[What is required]
Repeat every record below exactly, but leave out any pictures.

[Raw data]
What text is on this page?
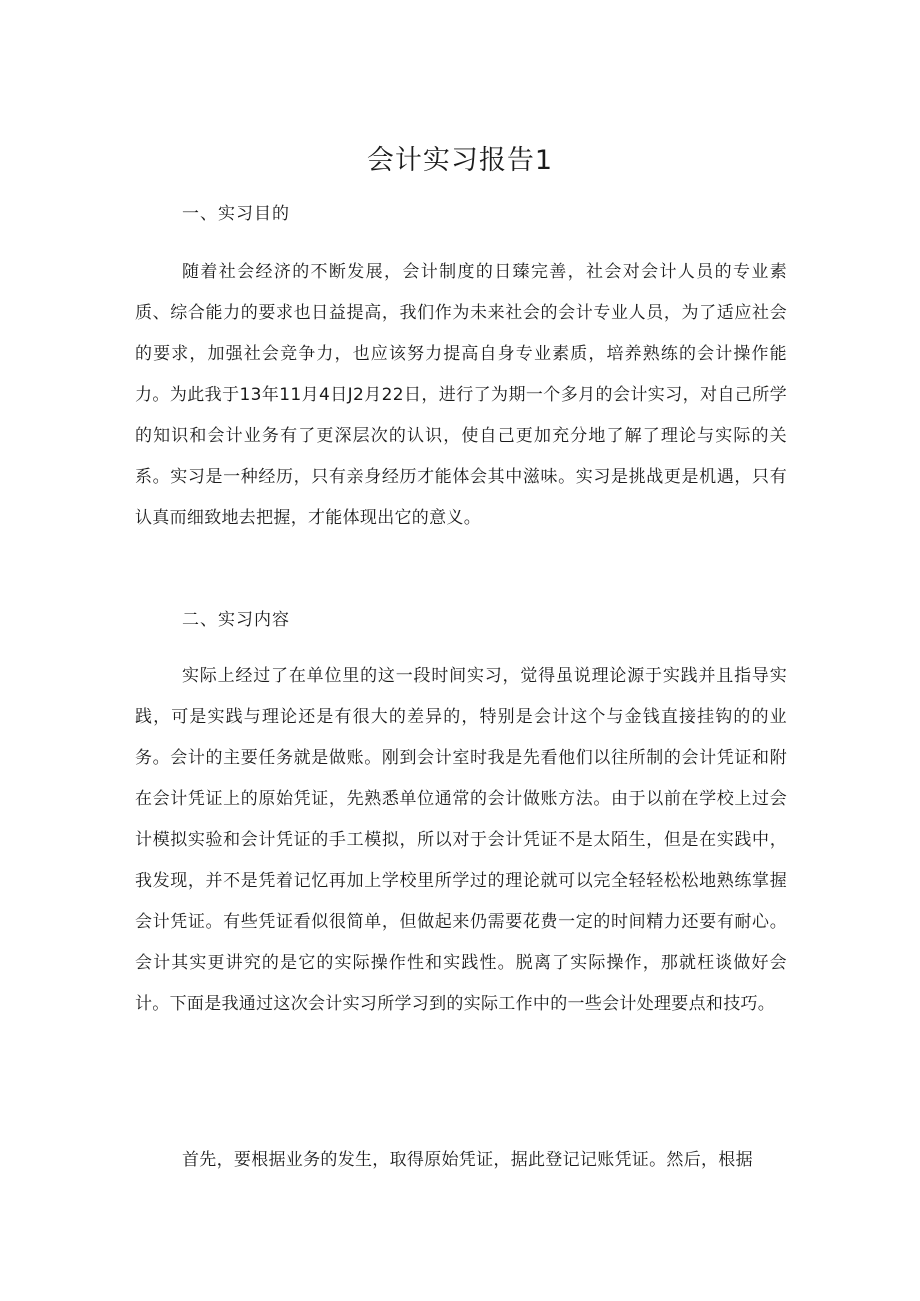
会计实习报告1

一、实习目的

随着社会经济的不断发展，会计制度的日臻完善，社会对会计人员的专业素质、综合能力的要求也日益提高，我们作为未来社会的会计专业人员，为了适应社会的要求，加强社会竞争力，也应该努力提高自身专业素质，培养熟练的会计操作能力。为此我于13年11月4日J2月22日，进行了为期一个多月的会计实习，对自己所学的知识和会计业务有了更深层次的认识，使自己更加充分地了解了理论与实际的关系。实习是一种经历，只有亲身经历才能体会其中滋味。实习是挑战更是机遇，只有认真而细致地去把握，才能体现出它的意义。

二、实习内容

实际上经过了在单位里的这一段时间实习，觉得虽说理论源于实践并且指导实践，可是实践与理论还是有很大的差异的，特别是会计这个与金钱直接挂钩的的业务。会计的主要任务就是做账。刚到会计室时我是先看他们以往所制的会计凭证和附在会计凭证上的原始凭证，先熟悉单位通常的会计做账方法。由于以前在学校上过会计模拟实验和会计凭证的手工模拟，所以对于会计凭证不是太陌生，但是在实践中，我发现，并不是凭着记忆再加上学校里所学过的理论就可以完全轻轻松松地熟练掌握会计凭证。有些凭证看似很简单，但做起来仍需要花费一定的时间精力还要有耐心。会计其实更讲究的是它的实际操作性和实践性。脱离了实际操作，那就枉谈做好会计。下面是我通过这次会计实习所学习到的实际工作中的一些会计处理要点和技巧。

首先，要根据业务的发生，取得原始凭证，据此登记记账凭证。然后，根据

[Exercise answer]
What text is on this page?
会计实习报告1

一、实习目的

随着社会经济的不断发展，会计制度的日臻完善，社会对会计人员的专业素质、综合能力的要求也日益提高，我们作为未来社会的会计专业人员，为了适应社会的要求，加强社会竞争力，也应该努力提高自身专业素质，培养熟练的会计操作能力。为此我于13年11月4日J2月22日，进行了为期一个多月的会计实习，对自己所学的知识和会计业务有了更深层次的认识，使自己更加充分地了解了理论与实际的关系。实习是一种经历，只有亲身经历才能体会其中滋味。实习是挑战更是机遇，只有认真而细致地去把握，才能体现出它的意义。

二、实习内容

实际上经过了在单位里的这一段时间实习，觉得虽说理论源于实践并且指导实践，可是实践与理论还是有很大的差异的，特别是会计这个与金钱直接挂钩的的业务。会计的主要任务就是做账。刚到会计室时我是先看他们以往所制的会计凭证和附在会计凭证上的原始凭证，先熟悉单位通常的会计做账方法。由于以前在学校上过会计模拟实验和会计凭证的手工模拟，所以对于会计凭证不是太陌生，但是在实践中，我发现，并不是凭着记忆再加上学校里所学过的理论就可以完全轻轻松松地熟练掌握会计凭证。有些凭证看似很简单，但做起来仍需要花费一定的时间精力还要有耐心。会计其实更讲究的是它的实际操作性和实践性。脱离了实际操作，那就枉谈做好会计。下面是我通过这次会计实习所学习到的实际工作中的一些会计处理要点和技巧。

首先，要根据业务的发生，取得原始凭证，据此登记记账凭证。然后，根据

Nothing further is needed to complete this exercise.